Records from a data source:
══════
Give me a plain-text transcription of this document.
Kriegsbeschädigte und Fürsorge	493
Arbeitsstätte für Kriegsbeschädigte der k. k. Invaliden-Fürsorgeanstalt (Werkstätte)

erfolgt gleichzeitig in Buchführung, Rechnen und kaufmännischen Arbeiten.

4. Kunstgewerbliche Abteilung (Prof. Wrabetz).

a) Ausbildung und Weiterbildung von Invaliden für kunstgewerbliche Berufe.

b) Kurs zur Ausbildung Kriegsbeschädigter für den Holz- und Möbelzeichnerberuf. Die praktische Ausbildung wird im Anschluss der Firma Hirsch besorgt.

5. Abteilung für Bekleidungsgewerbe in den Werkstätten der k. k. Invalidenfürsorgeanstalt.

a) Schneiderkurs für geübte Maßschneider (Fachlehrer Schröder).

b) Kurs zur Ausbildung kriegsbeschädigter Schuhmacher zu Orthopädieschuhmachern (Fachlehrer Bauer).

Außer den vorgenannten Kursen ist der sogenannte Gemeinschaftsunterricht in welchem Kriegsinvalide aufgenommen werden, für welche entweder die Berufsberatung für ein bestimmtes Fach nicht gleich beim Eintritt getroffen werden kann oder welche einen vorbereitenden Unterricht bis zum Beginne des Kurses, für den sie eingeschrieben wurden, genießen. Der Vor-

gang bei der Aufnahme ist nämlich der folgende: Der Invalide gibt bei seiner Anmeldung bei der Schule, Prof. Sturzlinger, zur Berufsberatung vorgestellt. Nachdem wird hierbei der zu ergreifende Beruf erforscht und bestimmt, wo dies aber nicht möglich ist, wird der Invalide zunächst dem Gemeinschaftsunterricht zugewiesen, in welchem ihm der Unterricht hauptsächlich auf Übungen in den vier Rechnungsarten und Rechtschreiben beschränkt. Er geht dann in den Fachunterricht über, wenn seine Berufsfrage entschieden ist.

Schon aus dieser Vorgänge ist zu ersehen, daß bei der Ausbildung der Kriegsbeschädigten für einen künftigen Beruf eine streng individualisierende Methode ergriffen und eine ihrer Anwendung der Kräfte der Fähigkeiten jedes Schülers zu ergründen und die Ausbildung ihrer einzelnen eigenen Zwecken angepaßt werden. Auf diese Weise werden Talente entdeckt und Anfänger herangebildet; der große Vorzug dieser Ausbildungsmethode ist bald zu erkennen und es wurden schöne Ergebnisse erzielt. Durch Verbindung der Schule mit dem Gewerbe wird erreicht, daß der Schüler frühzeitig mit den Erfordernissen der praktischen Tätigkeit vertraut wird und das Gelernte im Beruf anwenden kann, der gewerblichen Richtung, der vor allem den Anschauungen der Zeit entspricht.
══════
§ Description of the task
Retype the data exactly as it reads.

§ Your response
Give me a plain-text transcription of this document.
Kriegsbeschädigte und Fürsorge	493
Arbeitsstätte für Kriegsbeschädigte der k. k. Invaliden-Fürsorgeanstalt (Werkstätte)

erfolgt gleichzeitig in Buchführung, Rechnen und kaufmännischen Arbeiten.

4. Kunstgewerbliche Abteilung (Prof. Wrabetz).

a) Ausbildung und Weiterbildung von Invaliden für kunstgewerbliche Berufe.

b) Kurs zur Ausbildung Kriegsbeschädigter für den Holz- und Möbelzeichnerberuf. Die praktische Ausbildung wird im Anschluss der Firma Hirsch besorgt.

5. Abteilung für Bekleidungsgewerbe in den Werkstätten der k. k. Invalidenfürsorgeanstalt.

a) Schneiderkurs für geübte Maßschneider (Fachlehrer Schröder).

b) Kurs zur Ausbildung kriegsbeschädigter Schuhmacher zu Orthopädieschuhmachern (Fachlehrer Bauer).

Außer den vorgenannten Kursen ist der sogenannte Gemeinschaftsunterricht in welchem Kriegsinvalide aufgenommen werden, für welche entweder die Berufsberatung für ein bestimmtes Fach nicht gleich beim Eintritt getroffen werden kann oder welche einen vorbereitenden Unterricht bis zum Beginne des Kurses, für den sie eingeschrieben wurden, genießen. Der Vor-

gang bei der Aufnahme ist nämlich der folgende: Der Invalide gibt bei seiner Anmeldung bei der Schule, Prof. Sturzlinger, zur Berufsberatung vorgestellt. Nachdem wird hierbei der zu ergreifende Beruf erforscht und bestimmt, wo dies aber nicht möglich ist, wird der Invalide zunächst dem Gemeinschaftsunterricht zugewiesen, in welchem ihm der Unterricht hauptsächlich auf Übungen in den vier Rechnungsarten und Rechtschreiben beschränkt. Er geht dann in den Fachunterricht über, wenn seine Berufsfrage entschieden ist.

Schon aus dieser Vorgänge ist zu ersehen, daß bei der Ausbildung der Kriegsbeschädigten für einen künftigen Beruf eine streng individualisierende Methode ergriffen und eine ihrer Anwendung der Kräfte der Fähigkeiten jedes Schülers zu ergründen und die Ausbildung ihrer einzelnen eigenen Zwecken angepaßt werden. Auf diese Weise werden Talente entdeckt und Anfänger herangebildet; der große Vorzug dieser Ausbildungsmethode ist bald zu erkennen und es wurden schöne Ergebnisse erzielt. Durch Verbindung der Schule mit dem Gewerbe wird erreicht, daß der Schüler frühzeitig mit den Erfordernissen der praktischen Tätigkeit vertraut wird und das Gelernte im Beruf anwenden kann, der gewerblichen Richtung, der vor allem den Anschauungen der Zeit entspricht.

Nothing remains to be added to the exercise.